### The task
Exactly reproduce all the records, keeping pictures out of the copy.

-- Begin --

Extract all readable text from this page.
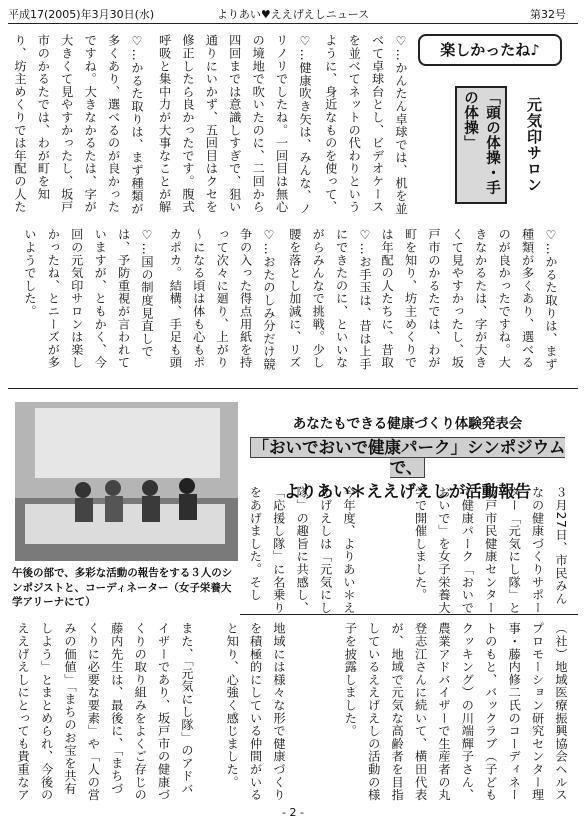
平成17(2005)年3月30日(水)	よりあい♥ええげえしニュース	第32号
楽しかったね♪
元気印サロン
「頭の体操・手の体操」
♡…かんたん卓球では、机を並べて卓球台とし、ビデオケースを並べてネットの代わりというように、身近なものを使って、
♡…健康吹き矢は、みんな、ノリノリでしたね。一回目は無心の境地で吹いたのに、二回から四回までは意識しすぎで、狙い通りにいかず、五回目はクセを修正したら良かったです。腹式呼吸と集中力が大事なことが解
♡…かるた取りは、まず種類が多くあり、選べるのが良かったですね。大きなかるたは、字が大きくて見やすかったし、坂戸市のかるたでは、わが町を知り、坊主めくりでは年配の人た
♡…かるた取りは、まず種類が多くあり、選べるのが良かったですね。大きなかるたは、字が大きくて見やすかったし、坂戸市のかるたでは、わが町を知り、坊主めくりでは年配の人たちに、昔取
♡…お手玉は、昔は上手にできたのに、といいながらみんなで挑戦。少し腰を落とし加減に、リズ
♡…おたのしみ分だけ競争の入った得点用紙を持って次々に廻り、上がり～になる頃は体も心もポカポカ。結構、手足も頭
♡…国の制度見直しでは、予防重視が言われていますが、ともかく、今回の元気印サロンは楽しかったね、とニーズが多いようでした。
午後の部で、多彩な活動の報告をする３人のシンポジストと、コーディネーター（女子栄養大学アリーナにて）
あなたもできる健康づくり体験発表会
「おいでおいで健康パーク」シンポジウムで、
よりあい＊ええげえしが活動報告	３月27日、市民みんなの健康づくりサポーター「元気にし隊」と坂戸市民健康センターで健康パーク「おいでおいで」を女子栄養大学で開催しました。
今年度、よりあい＊ええげえしは「元気にし隊」の趣旨に共感し、「応援し隊」に名乗りをあげました。そし
（社）地域医療振興協会ヘルスプロモーション研究センター理事・藤内修二氏のコーディネートのもと、バックラブ（子どもクッキング）の川端輝子さん、農業アドバイザーで生産者の丸 登志江さんに続いて、横田代表が、地域で元気な高齢者を目指しているええげえしの活動の様子を披露しました。
地域には様々な形で健康づくりを積極的にしている仲間がいると知り、心強く感じました。
また、「元気にし隊」のアドバイザーであり、坂戸市の健康づくりの取り組みをよくご存じの藤内先生は、最後に、「まちづくりに必要な要素」や「人の営みの価値」「まちのお宝を共有しよう」とまとめられ、今後のええげえしにとっても貴重なア
- 2 -
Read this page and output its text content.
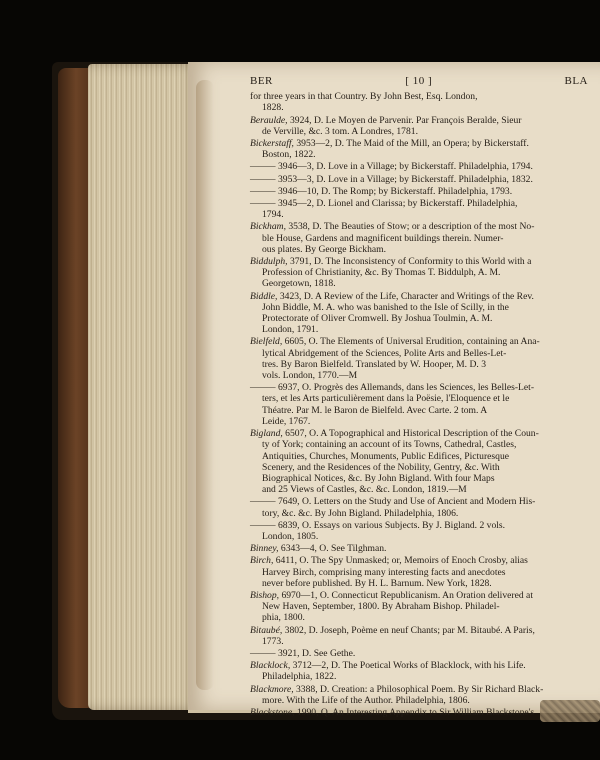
BER	[ 10 ]	BLA
for three years in that Country. By John Best, Esq. London,
1828.
Beraulde, 3924, D. Le Moyen de Parvenir. Par François Beralde, Sieur
de Verville, &c. 3 tom. A Londres, 1781.
Bickerstaff, 3953—2, D. The Maid of the Mill, an Opera; by Bickerstaff.
Boston, 1822.
——— 3946—3, D. Love in a Village; by Bickerstaff. Philadelphia, 1794.
——— 3953—3, D. Love in a Village; by Bickerstaff. Philadelphia, 1832.
——— 3946—10, D. The Romp; by Bickerstaff. Philadelphia, 1793.
——— 3945—2, D. Lionel and Clarissa; by Bickerstaff. Philadelphia,
1794.
Bickham, 3538, D. The Beauties of Stow; or a description of the most No-
ble House, Gardens and magnificent buildings therein. Numer-
ous plates. By George Bickham.
Biddulph, 3791, D. The Inconsistency of Conformity to this World with a
Profession of Christianity, &c. By Thomas T. Biddulph, A. M.
Georgetown, 1818.
Biddle, 3423, D. A Review of the Life, Character and Writings of the Rev.
John Biddle, M. A. who was banished to the Isle of Scilly, in the
Protectorate of Oliver Cromwell. By Joshua Toulmin, A. M.
London, 1791.
Bielfeld, 6605, O. The Elements of Universal Erudition, containing an Ana-
lytical Abridgement of the Sciences, Polite Arts and Belles-Let-
tres. By Baron Bielfeld. Translated by W. Hooper, M. D. 3
vols. London, 1770.—M
——— 6937, O. Progrès des Allemands, dans les Sciences, les Belles-Let-
ters, et les Arts particulièrement dans la Poësie, l'Eloquence et le
Théatre. Par M. le Baron de Bielfeld. Avec Carte. 2 tom. A
Leide, 1767.
Bigland, 6507, O. A Topographical and Historical Description of the Coun-
ty of York; containing an account of its Towns, Cathedral, Castles,
Antiquities, Churches, Monuments, Public Edifices, Picturesque
Scenery, and the Residences of the Nobility, Gentry, &c. With
Biographical Notices, &c. By John Bigland. With four Maps
and 25 Views of Castles, &c. &c. London, 1819.—M
——— 7649, O. Letters on the Study and Use of Ancient and Modern His-
tory, &c. &c. By John Bigland. Philadelphia, 1806.
——— 6839, O. Essays on various Subjects. By J. Bigland. 2 vols.
London, 1805.
Binney, 6343—4, O. See Tilghman.
Birch, 6411, O. The Spy Unmasked; or, Memoirs of Enoch Crosby, alias
Harvey Birch, comprising many interesting facts and anecdotes
never before published. By H. L. Barnum. New York, 1828.
Bishop, 6970—1, O. Connecticut Republicanism. An Oration delivered at
New Haven, September, 1800. By Abraham Bishop. Philadel-
phia, 1800.
Bitaubé, 3802, D. Joseph, Poème en neuf Chants; par M. Bitaubé. A Paris,
1773.
——— 3921, D. See Gethe.
Blacklock, 3712—2, D. The Poetical Works of Blacklock, with his Life.
Philadelphia, 1822.
Blackmore, 3388, D. Creation: a Philosophical Poem. By Sir Richard Black-
more. With the Life of the Author. Philadelphia, 1806.
Blackstone, 1990, Q. An Interesting Appendix to Sir William Blackstone's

-- End --

### Solution to this exercise
Extract all readable text from this page.
平成17(2005)年3月30日(水)	よりあい♥ええげえしニュース	第32号
楽しかったね♪
元気印サロン
「頭の体操・手の体操」
♡…かんたん卓球では、机を並べて卓球台とし、ビデオケースを並べてネットの代わりというように、身近なものを使って、
♡…健康吹き矢は、みんな、ノリノリでしたね。一回目は無心の境地で吹いたのに、二回から四回までは意識しすぎで、狙い通りにいかず、五回目はクセを修正したら良かったです。腹式呼吸と集中力が大事なことが解
♡…かるた取りは、まず種類が多くあり、選べるのが良かったですね。大きなかるたは、字が大きくて見やすかったし、坂戸市のかるたでは、わが町を知り、坊主めくりでは年配の人た
♡…かるた取りは、まず種類が多くあり、選べるのが良かったですね。大きなかるたは、字が大きくて見やすかったし、坂戸市のかるたでは、わが町を知り、坊主めくりでは年配の人たちに、昔取
♡…お手玉は、昔は上手にできたのに、といいながらみんなで挑戦。少し腰を落とし加減に、リズ
♡…おたのしみ分だけ競争の入った得点用紙を持って次々に廻り、上がり～になる頃は体も心もポカポカ。結構、手足も頭
♡…国の制度見直しでは、予防重視が言われていますが、ともかく、今回の元気印サロンは楽しかったね、とニーズが多いようでした。
午後の部で、多彩な活動の報告をする３人のシンポジストと、コーディネーター（女子栄養大学アリーナにて）
あなたもできる健康づくり体験発表会
「おいでおいで健康パーク」シンポジウムで、
よりあい＊ええげえしが活動報告	３月27日、市民みんなの健康づくりサポーター「元気にし隊」と坂戸市民健康センターで健康パーク「おいでおいで」を女子栄養大学で開催しました。
今年度、よりあい＊ええげえしは「元気にし隊」の趣旨に共感し、「応援し隊」に名乗りをあげました。そし
（社）地域医療振興協会ヘルスプロモーション研究センター理事・藤内修二氏のコーディネートのもと、バックラブ（子どもクッキング）の川端輝子さん、農業アドバイザーで生産者の丸 登志江さんに続いて、横田代表が、地域で元気な高齢者を目指しているええげえしの活動の様子を披露しました。
地域には様々な形で健康づくりを積極的にしている仲間がいると知り、心強く感じました。
また、「元気にし隊」のアドバイザーであり、坂戸市の健康づくりの取り組みをよくご存じの藤内先生は、最後に、「まちづくりに必要な要素」や「人の営みの価値」「まちのお宝を共有しよう」とまとめられ、今後のええげえしにとっても貴重なア
- 2 -
Read this page and output its text content.
BER	[ 10 ]	BLA
for three years in that Country. By John Best, Esq. London,
1828.
Beraulde, 3924, D. Le Moyen de Parvenir. Par François Beralde, Sieur
de Verville, &c. 3 tom. A Londres, 1781.
Bickerstaff, 3953—2, D. The Maid of the Mill, an Opera; by Bickerstaff.
Boston, 1822.
——— 3946—3, D. Love in a Village; by Bickerstaff. Philadelphia, 1794.
——— 3953—3, D. Love in a Village; by Bickerstaff. Philadelphia, 1832.
——— 3946—10, D. The Romp; by Bickerstaff. Philadelphia, 1793.
——— 3945—2, D. Lionel and Clarissa; by Bickerstaff. Philadelphia,
1794.
Bickham, 3538, D. The Beauties of Stow; or a description of the most No-
ble House, Gardens and magnificent buildings therein. Numer-
ous plates. By George Bickham.
Biddulph, 3791, D. The Inconsistency of Conformity to this World with a
Profession of Christianity, &c. By Thomas T. Biddulph, A. M.
Georgetown, 1818.
Biddle, 3423, D. A Review of the Life, Character and Writings of the Rev.
John Biddle, M. A. who was banished to the Isle of Scilly, in the
Protectorate of Oliver Cromwell. By Joshua Toulmin, A. M.
London, 1791.
Bielfeld, 6605, O. The Elements of Universal Erudition, containing an Ana-
lytical Abridgement of the Sciences, Polite Arts and Belles-Let-
tres. By Baron Bielfeld. Translated by W. Hooper, M. D. 3
vols. London, 1770.—M
——— 6937, O. Progrès des Allemands, dans les Sciences, les Belles-Let-
ters, et les Arts particulièrement dans la Poësie, l'Eloquence et le
Théatre. Par M. le Baron de Bielfeld. Avec Carte. 2 tom. A
Leide, 1767.
Bigland, 6507, O. A Topographical and Historical Description of the Coun-
ty of York; containing an account of its Towns, Cathedral, Castles,
Antiquities, Churches, Monuments, Public Edifices, Picturesque
Scenery, and the Residences of the Nobility, Gentry, &c. With
Biographical Notices, &c. By John Bigland. With four Maps
and 25 Views of Castles, &c. &c. London, 1819.—M
——— 7649, O. Letters on the Study and Use of Ancient and Modern His-
tory, &c. &c. By John Bigland. Philadelphia, 1806.
——— 6839, O. Essays on various Subjects. By J. Bigland. 2 vols.
London, 1805.
Binney, 6343—4, O. See Tilghman.
Birch, 6411, O. The Spy Unmasked; or, Memoirs of Enoch Crosby, alias
Harvey Birch, comprising many interesting facts and anecdotes
never before published. By H. L. Barnum. New York, 1828.
Bishop, 6970—1, O. Connecticut Republicanism. An Oration delivered at
New Haven, September, 1800. By Abraham Bishop. Philadel-
phia, 1800.
Bitaubé, 3802, D. Joseph, Poème en neuf Chants; par M. Bitaubé. A Paris,
1773.
——— 3921, D. See Gethe.
Blacklock, 3712—2, D. The Poetical Works of Blacklock, with his Life.
Philadelphia, 1822.
Blackmore, 3388, D. Creation: a Philosophical Poem. By Sir Richard Black-
more. With the Life of the Author. Philadelphia, 1806.
Blackstone, 1990, Q. An Interesting Appendix to Sir William Blackstone's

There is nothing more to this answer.